WHAT TO WORK ON
Restate each line word for word. Leave out every picture.

MATERIAL SUPPLIED

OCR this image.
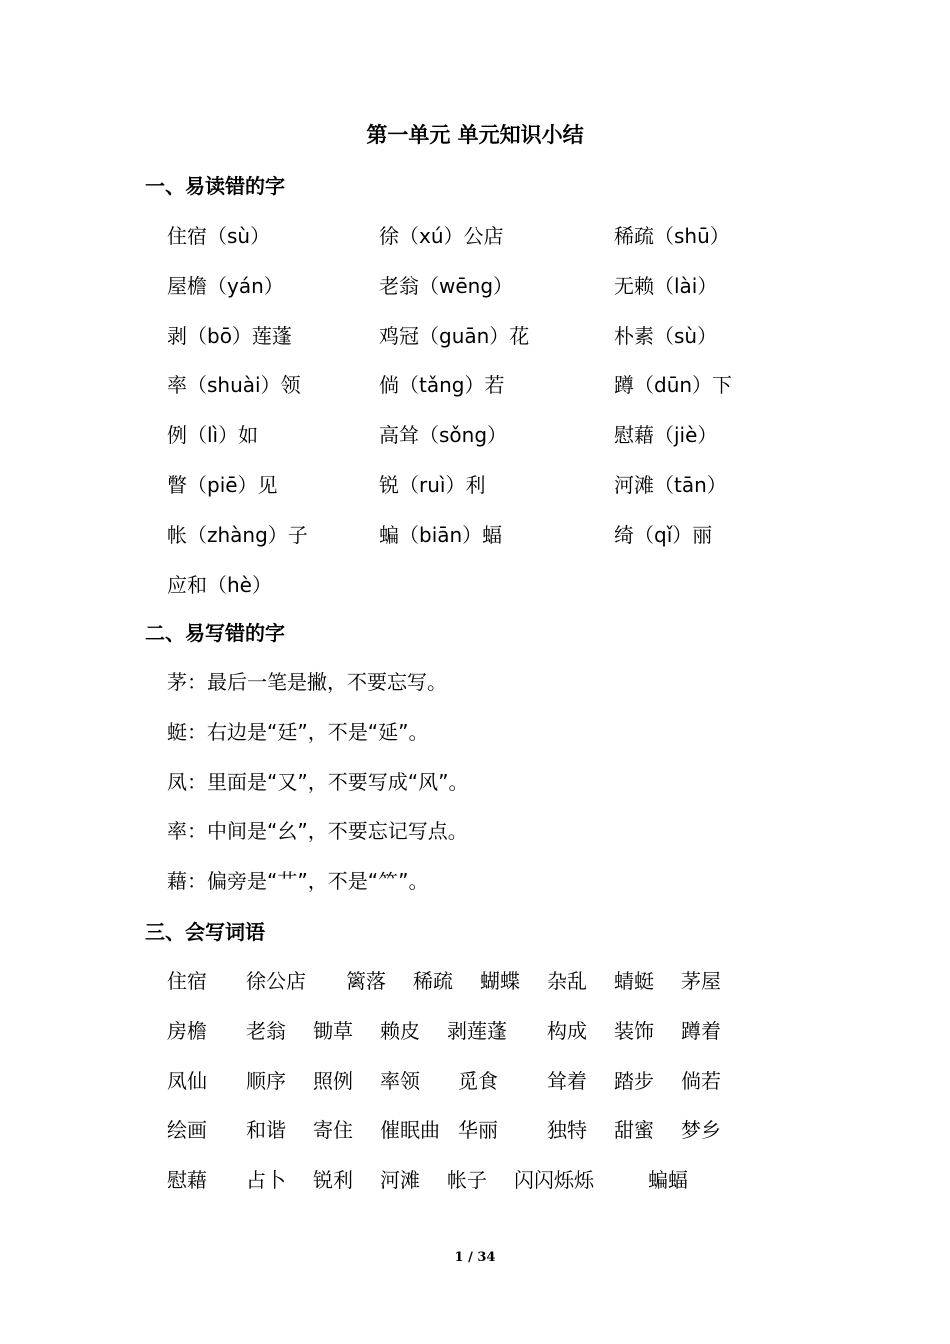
第一单元 单元知识小结
一、易读错的字
住宿（sù）	徐（xú）公店	稀疏（shū）
屋檐（yán）	老翁（wēng）	无赖（lài）
剥（bō）莲蓬	鸡冠（guān）花	朴素（sù）
率（shuài）领	倘（tǎng）若	蹲（dūn）下
例（lì）如	高耸（sǒng）	慰藉（jiè）
瞥（piē）见	锐（ruì）利	河滩（tān）
帐（zhàng）子	蝙（biān）蝠	绮（qǐ）丽
应和（hè）
二、易写错的字
茅：最后一笔是撇，不要忘写。
蜓：右边是“廷”，不是“延”。
凤：里面是“又”，不要写成“风”。
率：中间是“幺”，不要忘记写点。
藉：偏旁是“艹”，不是“⺮”。
三、会写词语
住宿 徐公店 篱落 稀疏 蝴蝶 杂乱 蜻蜓 茅屋
房檐 老翁 锄草 赖皮 剥莲蓬 构成 装饰 蹲着
凤仙 顺序 照例 率领 觅食 耸着 踏步 倘若
绘画 和谐 寄住 催眠曲 华丽 独特 甜蜜 梦乡
慰藉 占卜 锐利 河滩 帐子 闪闪烁烁	蝙蝠
1 / 34
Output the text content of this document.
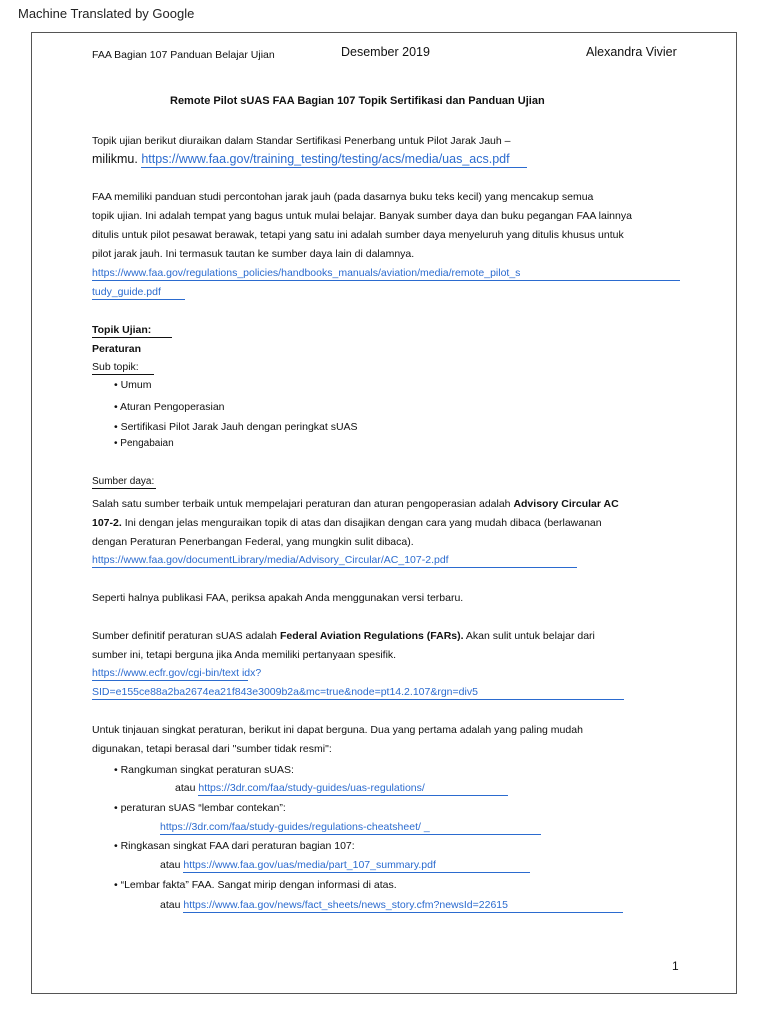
Machine Translated by Google
FAA Bagian 107 Panduan Belajar Ujian	Desember 2019	Alexandra Vivier
Remote Pilot sUAS FAA Bagian 107 Topik Sertifikasi dan Panduan Ujian
Topik ujian berikut diuraikan dalam Standar Sertifikasi Penerbang untuk Pilot Jarak Jauh –
milikmu. https://www.faa.gov/training_testing/testing/acs/media/uas_acs.pdf
FAA memiliki panduan studi percontohan jarak jauh (pada dasarnya buku teks kecil) yang mencakup semua
topik ujian. Ini adalah tempat yang bagus untuk mulai belajar. Banyak sumber daya dan buku pegangan FAA lainnya
ditulis untuk pilot pesawat berawak, tetapi yang satu ini adalah sumber daya menyeluruh yang ditulis khusus untuk
pilot jarak jauh. Ini termasuk tautan ke sumber daya lain di dalamnya.
https://www.faa.gov/regulations_policies/handbooks_manuals/aviation/media/remote_pilot_s
tudy_guide.pdf
Topik Ujian:
Peraturan
Sub topik:
• Umum
• Aturan Pengoperasian
• Sertifikasi Pilot Jarak Jauh dengan peringkat sUAS
• Pengabaian
Sumber daya:
Salah satu sumber terbaik untuk mempelajari peraturan dan aturan pengoperasian adalah Advisory Circular AC
107-2. Ini dengan jelas menguraikan topik di atas dan disajikan dengan cara yang mudah dibaca (berlawanan
dengan Peraturan Penerbangan Federal, yang mungkin sulit dibaca).
https://www.faa.gov/documentLibrary/media/Advisory_Circular/AC_107-2.pdf
Seperti halnya publikasi FAA, periksa apakah Anda menggunakan versi terbaru.
Sumber definitif peraturan sUAS adalah Federal Aviation Regulations (FARs). Akan sulit untuk belajar dari
sumber ini, tetapi berguna jika Anda memiliki pertanyaan spesifik.
https://www.ecfr.gov/cgi-bin/text idx?
SID=e155ce88a2ba2674ea21f843e3009b2a&mc=true&node=pt14.2.107&rgn=div5
Untuk tinjauan singkat peraturan, berikut ini dapat berguna. Dua yang pertama adalah yang paling mudah
digunakan, tetapi berasal dari "sumber tidak resmi":
• Rangkuman singkat peraturan sUAS:
atau https://3dr.com/faa/study-guides/uas-regulations/
• peraturan sUAS “lembar contekan”:
https://3dr.com/faa/study-guides/regulations-cheatsheet/ _
• Ringkasan singkat FAA dari peraturan bagian 107:
atau https://www.faa.gov/uas/media/part_107_summary.pdf
• “Lembar fakta” FAA. Sangat mirip dengan informasi di atas.
atau https://www.faa.gov/news/fact_sheets/news_story.cfm?newsId=22615
1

CORRECT RESULT
OCR this image.
第一单元 单元知识小结
一、易读错的字
住宿（sù）	徐（xú）公店	稀疏（shū）
屋檐（yán）	老翁（wēng）	无赖（lài）
剥（bō）莲蓬	鸡冠（guān）花	朴素（sù）
率（shuài）领	倘（tǎng）若	蹲（dūn）下
例（lì）如	高耸（sǒng）	慰藉（jiè）
瞥（piē）见	锐（ruì）利	河滩（tān）
帐（zhàng）子	蝙（biān）蝠	绮（qǐ）丽
应和（hè）
二、易写错的字
茅：最后一笔是撇，不要忘写。
蜓：右边是“廷”，不是“延”。
凤：里面是“又”，不要写成“风”。
率：中间是“幺”，不要忘记写点。
藉：偏旁是“艹”，不是“⺮”。
三、会写词语
住宿 徐公店 篱落 稀疏 蝴蝶 杂乱 蜻蜓 茅屋
房檐 老翁 锄草 赖皮 剥莲蓬 构成 装饰 蹲着
凤仙 顺序 照例 率领 觅食 耸着 踏步 倘若
绘画 和谐 寄住 催眠曲 华丽 独特 甜蜜 梦乡
慰藉 占卜 锐利 河滩 帐子 闪闪烁烁	蝙蝠
1 / 34
Output the text content of this document.
Machine Translated by Google
FAA Bagian 107 Panduan Belajar Ujian	Desember 2019	Alexandra Vivier
Remote Pilot sUAS FAA Bagian 107 Topik Sertifikasi dan Panduan Ujian
Topik ujian berikut diuraikan dalam Standar Sertifikasi Penerbang untuk Pilot Jarak Jauh –
milikmu. https://www.faa.gov/training_testing/testing/acs/media/uas_acs.pdf
FAA memiliki panduan studi percontohan jarak jauh (pada dasarnya buku teks kecil) yang mencakup semua
topik ujian. Ini adalah tempat yang bagus untuk mulai belajar. Banyak sumber daya dan buku pegangan FAA lainnya
ditulis untuk pilot pesawat berawak, tetapi yang satu ini adalah sumber daya menyeluruh yang ditulis khusus untuk
pilot jarak jauh. Ini termasuk tautan ke sumber daya lain di dalamnya.
https://www.faa.gov/regulations_policies/handbooks_manuals/aviation/media/remote_pilot_s
tudy_guide.pdf
Topik Ujian:
Peraturan
Sub topik:
• Umum
• Aturan Pengoperasian
• Sertifikasi Pilot Jarak Jauh dengan peringkat sUAS
• Pengabaian
Sumber daya:
Salah satu sumber terbaik untuk mempelajari peraturan dan aturan pengoperasian adalah Advisory Circular AC
107-2. Ini dengan jelas menguraikan topik di atas dan disajikan dengan cara yang mudah dibaca (berlawanan
dengan Peraturan Penerbangan Federal, yang mungkin sulit dibaca).
https://www.faa.gov/documentLibrary/media/Advisory_Circular/AC_107-2.pdf
Seperti halnya publikasi FAA, periksa apakah Anda menggunakan versi terbaru.
Sumber definitif peraturan sUAS adalah Federal Aviation Regulations (FARs). Akan sulit untuk belajar dari
sumber ini, tetapi berguna jika Anda memiliki pertanyaan spesifik.
https://www.ecfr.gov/cgi-bin/text idx?
SID=e155ce88a2ba2674ea21f843e3009b2a&mc=true&node=pt14.2.107&rgn=div5
Untuk tinjauan singkat peraturan, berikut ini dapat berguna. Dua yang pertama adalah yang paling mudah
digunakan, tetapi berasal dari "sumber tidak resmi":
• Rangkuman singkat peraturan sUAS:
atau https://3dr.com/faa/study-guides/uas-regulations/
• peraturan sUAS “lembar contekan”:
https://3dr.com/faa/study-guides/regulations-cheatsheet/ _
• Ringkasan singkat FAA dari peraturan bagian 107:
atau https://www.faa.gov/uas/media/part_107_summary.pdf
• “Lembar fakta” FAA. Sangat mirip dengan informasi di atas.
atau https://www.faa.gov/news/fact_sheets/news_story.cfm?newsId=22615
1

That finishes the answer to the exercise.